[Instructions to follow] Copy the lines from the one with "What elements are" to the one with "color-swatch[interactable]: [753, 328, 763, 338]", replacing "bbox" with "bounding box" and leaving everything else untouched.

[Entries]
■ ■ ■ ■ ■ ■ ■

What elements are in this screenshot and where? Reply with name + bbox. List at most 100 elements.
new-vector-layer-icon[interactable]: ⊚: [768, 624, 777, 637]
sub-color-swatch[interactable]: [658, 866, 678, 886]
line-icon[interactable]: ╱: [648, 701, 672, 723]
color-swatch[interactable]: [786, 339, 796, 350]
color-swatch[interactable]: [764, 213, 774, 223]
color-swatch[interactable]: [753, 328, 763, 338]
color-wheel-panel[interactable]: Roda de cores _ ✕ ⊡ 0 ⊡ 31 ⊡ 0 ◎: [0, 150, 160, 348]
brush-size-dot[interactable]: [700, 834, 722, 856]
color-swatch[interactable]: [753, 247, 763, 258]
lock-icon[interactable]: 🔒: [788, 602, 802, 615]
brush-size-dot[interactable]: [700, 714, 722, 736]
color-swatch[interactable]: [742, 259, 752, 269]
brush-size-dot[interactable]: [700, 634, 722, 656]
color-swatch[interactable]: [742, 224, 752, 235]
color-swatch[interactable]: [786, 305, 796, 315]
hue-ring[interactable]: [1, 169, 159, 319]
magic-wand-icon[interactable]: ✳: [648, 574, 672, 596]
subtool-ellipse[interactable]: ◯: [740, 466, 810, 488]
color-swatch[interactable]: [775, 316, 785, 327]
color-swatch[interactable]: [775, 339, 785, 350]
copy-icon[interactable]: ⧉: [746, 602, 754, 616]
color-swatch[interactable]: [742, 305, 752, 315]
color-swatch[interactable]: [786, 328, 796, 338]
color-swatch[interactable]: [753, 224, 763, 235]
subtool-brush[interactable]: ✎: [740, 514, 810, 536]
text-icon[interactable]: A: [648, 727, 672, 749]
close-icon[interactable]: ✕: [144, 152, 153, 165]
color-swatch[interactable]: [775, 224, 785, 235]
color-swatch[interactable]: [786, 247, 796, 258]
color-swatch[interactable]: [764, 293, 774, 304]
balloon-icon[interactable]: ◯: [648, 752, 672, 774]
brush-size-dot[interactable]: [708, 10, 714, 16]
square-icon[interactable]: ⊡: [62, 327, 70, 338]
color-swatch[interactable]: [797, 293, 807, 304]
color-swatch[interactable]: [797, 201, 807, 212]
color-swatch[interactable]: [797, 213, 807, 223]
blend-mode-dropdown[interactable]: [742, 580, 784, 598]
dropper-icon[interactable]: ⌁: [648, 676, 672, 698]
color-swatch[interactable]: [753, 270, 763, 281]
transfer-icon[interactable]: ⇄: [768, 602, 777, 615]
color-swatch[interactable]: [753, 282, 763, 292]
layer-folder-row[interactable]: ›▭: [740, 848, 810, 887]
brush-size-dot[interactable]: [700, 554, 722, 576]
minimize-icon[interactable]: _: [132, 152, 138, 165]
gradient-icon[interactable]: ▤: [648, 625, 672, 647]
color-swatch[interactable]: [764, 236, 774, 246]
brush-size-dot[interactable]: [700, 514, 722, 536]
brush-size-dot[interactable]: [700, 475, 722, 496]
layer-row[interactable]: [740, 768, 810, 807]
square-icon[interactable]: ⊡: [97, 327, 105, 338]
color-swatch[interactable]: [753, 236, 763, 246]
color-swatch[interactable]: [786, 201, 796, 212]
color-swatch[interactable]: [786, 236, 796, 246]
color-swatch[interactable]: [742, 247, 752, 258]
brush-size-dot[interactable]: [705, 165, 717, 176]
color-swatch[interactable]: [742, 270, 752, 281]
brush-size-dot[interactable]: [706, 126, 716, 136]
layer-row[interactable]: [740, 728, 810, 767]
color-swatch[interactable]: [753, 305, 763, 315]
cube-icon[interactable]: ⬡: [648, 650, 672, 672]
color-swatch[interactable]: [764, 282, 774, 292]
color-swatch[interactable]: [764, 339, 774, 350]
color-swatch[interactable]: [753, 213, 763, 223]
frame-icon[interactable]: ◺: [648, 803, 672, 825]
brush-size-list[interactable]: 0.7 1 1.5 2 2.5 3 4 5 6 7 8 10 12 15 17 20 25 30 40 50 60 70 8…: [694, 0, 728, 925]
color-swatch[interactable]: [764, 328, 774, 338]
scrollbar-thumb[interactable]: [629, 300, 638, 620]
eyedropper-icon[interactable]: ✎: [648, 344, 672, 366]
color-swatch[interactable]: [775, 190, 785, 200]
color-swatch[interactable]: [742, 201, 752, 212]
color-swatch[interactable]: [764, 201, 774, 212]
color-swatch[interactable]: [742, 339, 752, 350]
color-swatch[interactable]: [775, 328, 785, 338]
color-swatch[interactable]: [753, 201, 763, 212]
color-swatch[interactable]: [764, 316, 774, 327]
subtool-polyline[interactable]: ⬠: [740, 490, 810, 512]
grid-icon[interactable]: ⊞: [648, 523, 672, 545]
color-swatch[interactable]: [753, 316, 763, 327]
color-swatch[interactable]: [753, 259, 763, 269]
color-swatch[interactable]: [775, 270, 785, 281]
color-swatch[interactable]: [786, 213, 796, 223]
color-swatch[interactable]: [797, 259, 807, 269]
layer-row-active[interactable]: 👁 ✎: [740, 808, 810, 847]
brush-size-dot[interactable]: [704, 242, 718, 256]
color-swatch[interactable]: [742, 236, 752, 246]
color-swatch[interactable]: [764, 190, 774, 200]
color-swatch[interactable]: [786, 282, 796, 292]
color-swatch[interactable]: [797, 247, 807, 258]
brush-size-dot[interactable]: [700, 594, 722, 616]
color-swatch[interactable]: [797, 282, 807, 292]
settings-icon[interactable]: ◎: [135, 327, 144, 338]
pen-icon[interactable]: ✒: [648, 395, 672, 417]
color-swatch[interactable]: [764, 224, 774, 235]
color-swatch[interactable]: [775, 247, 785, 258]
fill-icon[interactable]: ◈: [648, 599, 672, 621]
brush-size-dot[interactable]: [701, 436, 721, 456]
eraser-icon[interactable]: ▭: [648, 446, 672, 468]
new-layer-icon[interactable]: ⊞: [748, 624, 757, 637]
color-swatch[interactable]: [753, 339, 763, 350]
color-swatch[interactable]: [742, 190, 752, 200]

■ ■ ■ ■ ■ ■ ■

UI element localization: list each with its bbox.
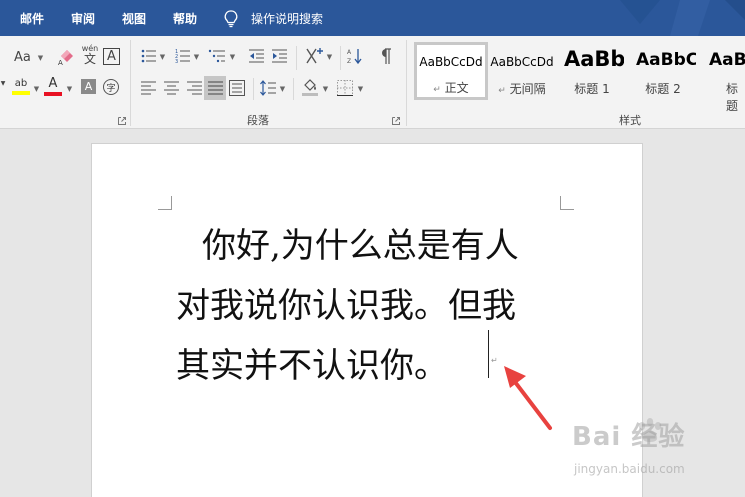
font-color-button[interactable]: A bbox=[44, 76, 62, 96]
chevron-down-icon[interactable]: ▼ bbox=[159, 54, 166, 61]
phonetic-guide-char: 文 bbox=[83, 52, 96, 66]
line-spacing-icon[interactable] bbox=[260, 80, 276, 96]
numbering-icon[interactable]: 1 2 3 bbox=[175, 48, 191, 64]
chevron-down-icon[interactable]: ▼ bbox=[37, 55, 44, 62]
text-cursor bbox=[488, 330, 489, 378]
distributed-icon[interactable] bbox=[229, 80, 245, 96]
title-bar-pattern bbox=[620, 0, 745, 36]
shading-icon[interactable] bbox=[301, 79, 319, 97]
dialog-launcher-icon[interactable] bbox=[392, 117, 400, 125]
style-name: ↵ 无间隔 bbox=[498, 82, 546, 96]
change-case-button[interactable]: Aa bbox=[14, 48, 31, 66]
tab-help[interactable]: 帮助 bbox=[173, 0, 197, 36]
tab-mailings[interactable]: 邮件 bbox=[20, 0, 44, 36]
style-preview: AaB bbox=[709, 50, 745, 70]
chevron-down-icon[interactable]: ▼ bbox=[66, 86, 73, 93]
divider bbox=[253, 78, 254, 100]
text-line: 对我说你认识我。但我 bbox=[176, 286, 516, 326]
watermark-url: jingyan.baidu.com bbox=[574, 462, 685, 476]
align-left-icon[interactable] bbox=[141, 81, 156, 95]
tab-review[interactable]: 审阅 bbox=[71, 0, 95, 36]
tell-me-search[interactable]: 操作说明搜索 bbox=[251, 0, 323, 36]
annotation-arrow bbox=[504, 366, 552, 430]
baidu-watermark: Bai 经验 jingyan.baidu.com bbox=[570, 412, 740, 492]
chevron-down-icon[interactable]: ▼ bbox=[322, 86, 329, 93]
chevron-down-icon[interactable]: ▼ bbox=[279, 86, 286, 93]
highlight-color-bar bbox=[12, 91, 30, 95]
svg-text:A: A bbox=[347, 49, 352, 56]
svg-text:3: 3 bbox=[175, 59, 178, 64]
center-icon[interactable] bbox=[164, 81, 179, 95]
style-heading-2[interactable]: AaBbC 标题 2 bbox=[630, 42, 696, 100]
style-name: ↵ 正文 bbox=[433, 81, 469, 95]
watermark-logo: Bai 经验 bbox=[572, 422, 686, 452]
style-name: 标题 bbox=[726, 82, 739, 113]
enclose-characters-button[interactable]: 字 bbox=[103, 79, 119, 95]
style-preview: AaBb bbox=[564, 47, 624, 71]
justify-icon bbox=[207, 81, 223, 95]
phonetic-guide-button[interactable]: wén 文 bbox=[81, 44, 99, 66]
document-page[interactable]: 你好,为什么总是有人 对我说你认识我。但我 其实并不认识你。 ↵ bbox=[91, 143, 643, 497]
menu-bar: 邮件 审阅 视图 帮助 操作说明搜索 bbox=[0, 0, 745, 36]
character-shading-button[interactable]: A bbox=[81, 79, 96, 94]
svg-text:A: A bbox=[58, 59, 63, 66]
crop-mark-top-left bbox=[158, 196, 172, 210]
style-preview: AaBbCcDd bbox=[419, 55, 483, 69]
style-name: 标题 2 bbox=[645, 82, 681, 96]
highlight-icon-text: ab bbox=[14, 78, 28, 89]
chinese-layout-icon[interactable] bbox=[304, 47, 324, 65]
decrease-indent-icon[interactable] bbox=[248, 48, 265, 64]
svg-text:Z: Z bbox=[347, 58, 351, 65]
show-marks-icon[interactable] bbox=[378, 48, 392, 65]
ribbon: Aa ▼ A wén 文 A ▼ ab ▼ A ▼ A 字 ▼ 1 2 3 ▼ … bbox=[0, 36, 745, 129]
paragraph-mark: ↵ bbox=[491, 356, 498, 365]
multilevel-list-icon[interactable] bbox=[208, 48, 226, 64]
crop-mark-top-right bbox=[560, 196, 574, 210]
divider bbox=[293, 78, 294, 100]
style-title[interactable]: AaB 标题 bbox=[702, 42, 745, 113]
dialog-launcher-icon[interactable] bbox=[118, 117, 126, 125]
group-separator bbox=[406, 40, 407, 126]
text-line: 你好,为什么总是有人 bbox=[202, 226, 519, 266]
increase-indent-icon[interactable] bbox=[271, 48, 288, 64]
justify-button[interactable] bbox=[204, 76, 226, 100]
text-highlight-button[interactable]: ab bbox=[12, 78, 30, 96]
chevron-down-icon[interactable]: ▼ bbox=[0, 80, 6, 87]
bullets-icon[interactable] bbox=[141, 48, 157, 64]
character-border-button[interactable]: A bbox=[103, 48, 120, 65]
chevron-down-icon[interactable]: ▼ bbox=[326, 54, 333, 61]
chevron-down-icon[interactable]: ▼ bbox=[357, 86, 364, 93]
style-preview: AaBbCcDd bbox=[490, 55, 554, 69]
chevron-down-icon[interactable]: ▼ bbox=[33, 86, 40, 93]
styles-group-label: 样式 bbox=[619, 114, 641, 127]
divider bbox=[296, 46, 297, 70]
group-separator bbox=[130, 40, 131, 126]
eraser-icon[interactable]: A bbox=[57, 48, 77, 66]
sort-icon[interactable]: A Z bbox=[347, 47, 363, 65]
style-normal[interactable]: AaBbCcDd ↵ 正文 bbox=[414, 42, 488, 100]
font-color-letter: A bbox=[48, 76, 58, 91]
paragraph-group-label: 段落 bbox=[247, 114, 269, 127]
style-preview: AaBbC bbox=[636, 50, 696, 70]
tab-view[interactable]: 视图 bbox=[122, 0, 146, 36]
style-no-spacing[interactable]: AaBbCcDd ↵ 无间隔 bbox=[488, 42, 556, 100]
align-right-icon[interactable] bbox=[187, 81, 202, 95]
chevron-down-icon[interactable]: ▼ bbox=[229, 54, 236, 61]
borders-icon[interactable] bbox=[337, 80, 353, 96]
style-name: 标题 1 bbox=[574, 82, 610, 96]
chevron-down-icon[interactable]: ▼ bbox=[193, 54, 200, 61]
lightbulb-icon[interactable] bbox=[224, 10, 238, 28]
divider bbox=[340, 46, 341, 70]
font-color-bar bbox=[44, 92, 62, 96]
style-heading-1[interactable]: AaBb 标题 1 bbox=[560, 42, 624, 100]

■ ■ ■ ■ ■ ■ ■

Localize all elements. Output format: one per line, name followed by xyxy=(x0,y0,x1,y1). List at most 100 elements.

■ ■ ■ ■ ■ ■ ■

[Result]
What elements are in this screenshot and where? Reply with name + bounding box. List at most 100 elements.
new-vector-layer-icon[interactable]: ⊚: [768, 624, 777, 637]
sub-color-swatch[interactable]: [658, 866, 678, 886]
line-icon[interactable]: ╱: [648, 701, 672, 723]
color-swatch[interactable]: [786, 339, 796, 350]
color-swatch[interactable]: [764, 213, 774, 223]
color-swatch[interactable]: [753, 328, 763, 338]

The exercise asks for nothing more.